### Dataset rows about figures
__________

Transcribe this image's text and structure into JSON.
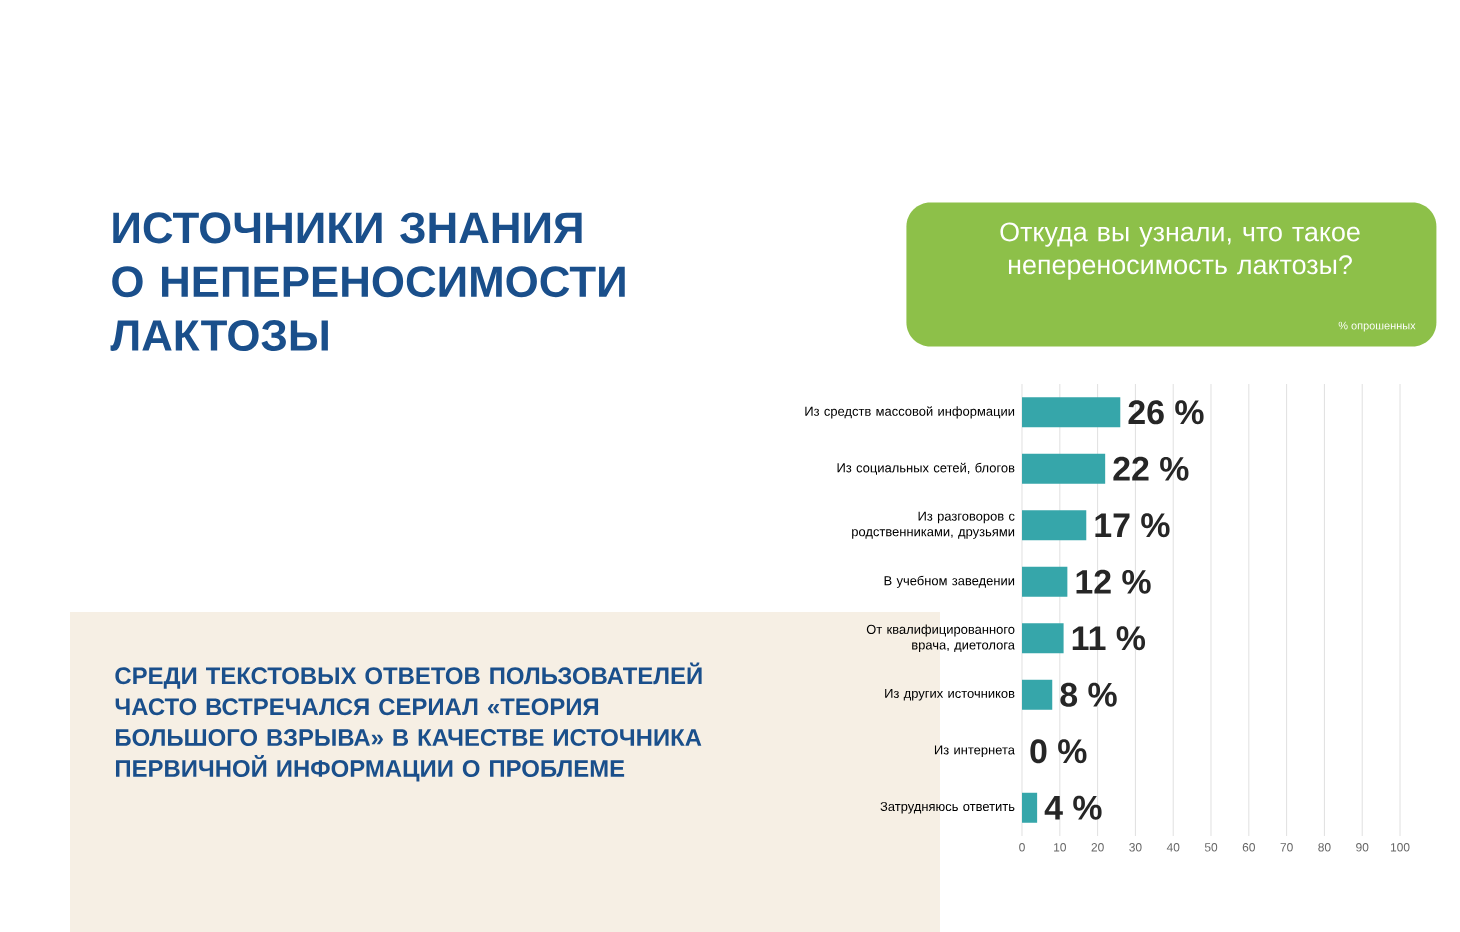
{
  "chart_data": {
    "type": "bar",
    "orientation": "horizontal",
    "title": "ИСТОЧНИКИ ЗНАНИЯ О НЕПЕРЕНОСИМОСТИ ЛАКТОЗЫ",
    "subtitle": "Откуда вы узнали, что такое непереносимость лактозы?",
    "annotations": [
      "% опрошенных",
      "СРЕДИ ТЕКСТОВЫХ ОТВЕТОВ ПОЛЬЗОВАТЕЛЕЙ ЧАСТО ВСТРЕЧАЛСЯ СЕРИАЛ «ТЕОРИЯ БОЛЬШОГО ВЗРЫВА» В КАЧЕСТВЕ ИСТОЧНИКА ПЕРВИЧНОЙ ИНФОРМАЦИИ О ПРОБЛЕМЕ"
    ],
    "categories": [
      "Из средств массовой информации",
      "Из социальных сетей, блогов",
      "Из разговоров с родственниками, друзьями",
      "В учебном заведении",
      "От квалифицированного врача, диетолога",
      "Из других источников",
      "Из интернета",
      "Затрудняюсь ответить"
    ],
    "values": [
      26,
      22,
      17,
      12,
      11,
      8,
      0,
      4
    ],
    "value_labels": [
      "26 %",
      "22 %",
      "17 %",
      "12 %",
      "11 %",
      "8 %",
      "0 %",
      "4 %"
    ],
    "color": "#36a6aa",
    "xlim": [
      0,
      100
    ],
    "xticks": [
      0,
      10,
      20,
      30,
      40,
      50,
      60,
      70,
      80,
      90,
      100
    ],
    "grid": "x"
  }
}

__________

### PROBLEM
Reproduce each record from above exactly; pictures do not belong in the copy.

### RESPONSE TO THE EXERCISE
Transcribe this image's text and structure into JSON.
{
  "chart_data": {
    "type": "bar",
    "orientation": "horizontal",
    "title": "ИСТОЧНИКИ ЗНАНИЯ О НЕПЕРЕНОСИМОСТИ ЛАКТОЗЫ",
    "subtitle": "Откуда вы узнали, что такое непереносимость лактозы?",
    "annotations": [
      "% опрошенных",
      "СРЕДИ ТЕКСТОВЫХ ОТВЕТОВ ПОЛЬЗОВАТЕЛЕЙ ЧАСТО ВСТРЕЧАЛСЯ СЕРИАЛ «ТЕОРИЯ БОЛЬШОГО ВЗРЫВА» В КАЧЕСТВЕ ИСТОЧНИКА ПЕРВИЧНОЙ ИНФОРМАЦИИ О ПРОБЛЕМЕ"
    ],
    "categories": [
      "Из средств массовой информации",
      "Из социальных сетей, блогов",
      "Из разговоров с родственниками, друзьями",
      "В учебном заведении",
      "От квалифицированного врача, диетолога",
      "Из других источников",
      "Из интернета",
      "Затрудняюсь ответить"
    ],
    "values": [
      26,
      22,
      17,
      12,
      11,
      8,
      0,
      4
    ],
    "value_labels": [
      "26 %",
      "22 %",
      "17 %",
      "12 %",
      "11 %",
      "8 %",
      "0 %",
      "4 %"
    ],
    "color": "#36a6aa",
    "xlim": [
      0,
      100
    ],
    "xticks": [
      0,
      10,
      20,
      30,
      40,
      50,
      60,
      70,
      80,
      90,
      100
    ],
    "grid": "x"
  }
}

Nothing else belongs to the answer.